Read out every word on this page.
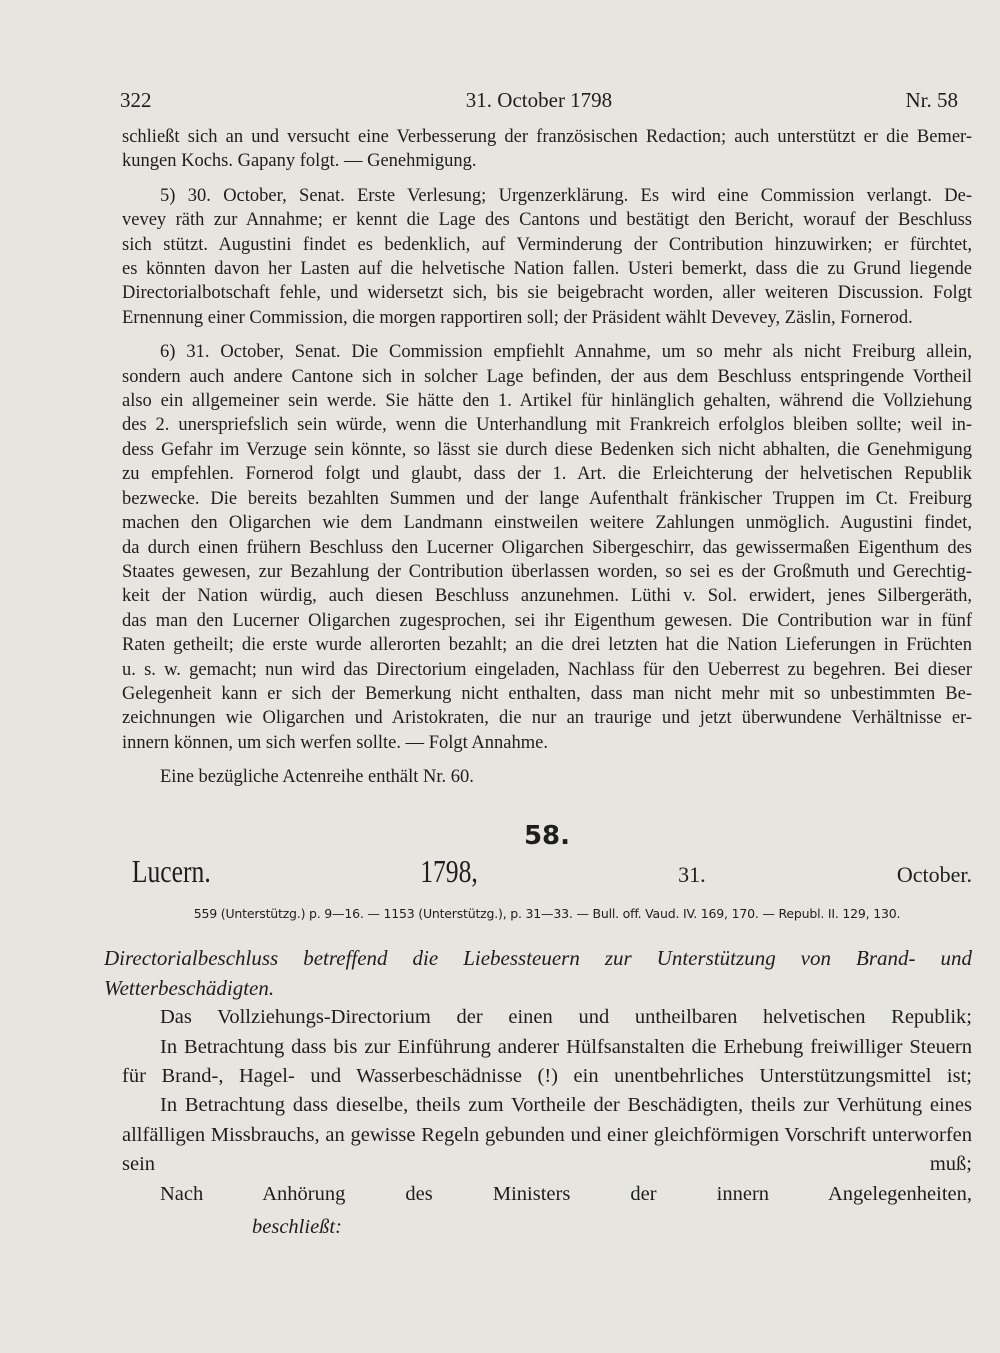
322	31. October 1798	Nr. 58

schließt sich an und versucht eine Verbesserung der französischen Redaction; auch unterstützt er die Bemer-

kungen Kochs. Gapany folgt. — Genehmigung.

5) 30. October, Senat. Erste Verlesung; Urgenzerklärung. Es wird eine Commission verlangt. De-

vevey räth zur Annahme; er kennt die Lage des Cantons und bestätigt den Bericht, worauf der Beschluss

sich stützt. Augustini findet es bedenklich, auf Verminderung der Contribution hinzuwirken; er fürchtet,

es könnten davon her Lasten auf die helvetische Nation fallen. Usteri bemerkt, dass die zu Grund liegende

Directorialbotschaft fehle, und widersetzt sich, bis sie beigebracht worden, aller weiteren Discussion. Folgt

Ernennung einer Commission, die morgen rapportiren soll; der Präsident wählt Devevey, Zäslin, Fornerod.

6) 31. October, Senat. Die Commission empfiehlt Annahme, um so mehr als nicht Freiburg allein,

sondern auch andere Cantone sich in solcher Lage befinden, der aus dem Beschluss entspringende Vortheil

also ein allgemeiner sein werde. Sie hätte den 1. Artikel für hinlänglich gehalten, während die Vollziehung

des 2. unerspriefslich sein würde, wenn die Unterhandlung mit Frankreich erfolglos bleiben sollte; weil in-

dess Gefahr im Verzuge sein könnte, so lässt sie durch diese Bedenken sich nicht abhalten, die Genehmigung

zu empfehlen. Fornerod folgt und glaubt, dass der 1. Art. die Erleichterung der helvetischen Republik

bezwecke. Die bereits bezahlten Summen und der lange Aufenthalt fränkischer Truppen im Ct. Freiburg

machen den Oligarchen wie dem Landmann einstweilen weitere Zahlungen unmöglich. Augustini findet,

da durch einen frühern Beschluss den Lucerner Oligarchen Sibergeschirr, das gewissermaßen Eigenthum des

Staates gewesen, zur Bezahlung der Contribution überlassen worden, so sei es der Großmuth und Gerechtig-

keit der Nation würdig, auch diesen Beschluss anzunehmen. Lüthi v. Sol. erwidert, jenes Silbergeräth,

das man den Lucerner Oligarchen zugesprochen, sei ihr Eigenthum gewesen. Die Contribution war in fünf

Raten getheilt; die erste wurde allerorten bezahlt; an die drei letzten hat die Nation Lieferungen in Früchten

u. s. w. gemacht; nun wird das Directorium eingeladen, Nachlass für den Ueberrest zu begehren. Bei dieser

Gelegenheit kann er sich der Bemerkung nicht enthalten, dass man nicht mehr mit so unbestimmten Be-

zeichnungen wie Oligarchen und Aristokraten, die nur an traurige und jetzt überwundene Verhältnisse er-

innern können, um sich werfen sollte. — Folgt Annahme.

Eine bezügliche Actenreihe enthält Nr. 60.

58.

Lucern.	1798,	31. October.

559 (Unterstützg.) p. 9—16. — 1153 (Unterstützg.), p. 31—33. — Bull. off. Vaud. IV. 169, 170. — Republ. II. 129, 130.

Directorialbeschluss betreffend die Liebessteuern zur Unterstützung von Brand- und Wetterbeschädigten.

Das Vollziehungs-Directorium der einen und untheilbaren helvetischen Republik;

In Betrachtung dass bis zur Einführung anderer Hülfsanstalten die Erhebung freiwilliger Steuern

für Brand-, Hagel- und Wasserbeschädnisse (!) ein unentbehrliches Unterstützungsmittel ist;

In Betrachtung dass dieselbe, theils zum Vortheile der Beschädigten, theils zur Verhütung eines

allfälligen Missbrauchs, an gewisse Regeln gebunden und einer gleichförmigen Vorschrift unterworfen

sein muß;

Nach Anhörung des Ministers der innern Angelegenheiten,

beschließt:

==*==

## [Work required]
Copy the records above exactly, omitting every picture.

## [Exercise result]
Read out every word on this page.
322	31. October 1798	Nr. 58

schließt sich an und versucht eine Verbesserung der französischen Redaction; auch unterstützt er die Bemer-

kungen Kochs. Gapany folgt. — Genehmigung.

5) 30. October, Senat. Erste Verlesung; Urgenzerklärung. Es wird eine Commission verlangt. De-

vevey räth zur Annahme; er kennt die Lage des Cantons und bestätigt den Bericht, worauf der Beschluss

sich stützt. Augustini findet es bedenklich, auf Verminderung der Contribution hinzuwirken; er fürchtet,

es könnten davon her Lasten auf die helvetische Nation fallen. Usteri bemerkt, dass die zu Grund liegende

Directorialbotschaft fehle, und widersetzt sich, bis sie beigebracht worden, aller weiteren Discussion. Folgt

Ernennung einer Commission, die morgen rapportiren soll; der Präsident wählt Devevey, Zäslin, Fornerod.

6) 31. October, Senat. Die Commission empfiehlt Annahme, um so mehr als nicht Freiburg allein,

sondern auch andere Cantone sich in solcher Lage befinden, der aus dem Beschluss entspringende Vortheil

also ein allgemeiner sein werde. Sie hätte den 1. Artikel für hinlänglich gehalten, während die Vollziehung

des 2. unerspriefslich sein würde, wenn die Unterhandlung mit Frankreich erfolglos bleiben sollte; weil in-

dess Gefahr im Verzuge sein könnte, so lässt sie durch diese Bedenken sich nicht abhalten, die Genehmigung

zu empfehlen. Fornerod folgt und glaubt, dass der 1. Art. die Erleichterung der helvetischen Republik

bezwecke. Die bereits bezahlten Summen und der lange Aufenthalt fränkischer Truppen im Ct. Freiburg

machen den Oligarchen wie dem Landmann einstweilen weitere Zahlungen unmöglich. Augustini findet,

da durch einen frühern Beschluss den Lucerner Oligarchen Sibergeschirr, das gewissermaßen Eigenthum des

Staates gewesen, zur Bezahlung der Contribution überlassen worden, so sei es der Großmuth und Gerechtig-

keit der Nation würdig, auch diesen Beschluss anzunehmen. Lüthi v. Sol. erwidert, jenes Silbergeräth,

das man den Lucerner Oligarchen zugesprochen, sei ihr Eigenthum gewesen. Die Contribution war in fünf

Raten getheilt; die erste wurde allerorten bezahlt; an die drei letzten hat die Nation Lieferungen in Früchten

u. s. w. gemacht; nun wird das Directorium eingeladen, Nachlass für den Ueberrest zu begehren. Bei dieser

Gelegenheit kann er sich der Bemerkung nicht enthalten, dass man nicht mehr mit so unbestimmten Be-

zeichnungen wie Oligarchen und Aristokraten, die nur an traurige und jetzt überwundene Verhältnisse er-

innern können, um sich werfen sollte. — Folgt Annahme.

Eine bezügliche Actenreihe enthält Nr. 60.

58.

Lucern.	1798,	31. October.

559 (Unterstützg.) p. 9—16. — 1153 (Unterstützg.), p. 31—33. — Bull. off. Vaud. IV. 169, 170. — Republ. II. 129, 130.

Directorialbeschluss betreffend die Liebessteuern zur Unterstützung von Brand- und Wetterbeschädigten.

Das Vollziehungs-Directorium der einen und untheilbaren helvetischen Republik;

In Betrachtung dass bis zur Einführung anderer Hülfsanstalten die Erhebung freiwilliger Steuern

für Brand-, Hagel- und Wasserbeschädnisse (!) ein unentbehrliches Unterstützungsmittel ist;

In Betrachtung dass dieselbe, theils zum Vortheile der Beschädigten, theils zur Verhütung eines

allfälligen Missbrauchs, an gewisse Regeln gebunden und einer gleichförmigen Vorschrift unterworfen

sein muß;

Nach Anhörung des Ministers der innern Angelegenheiten,

beschließt:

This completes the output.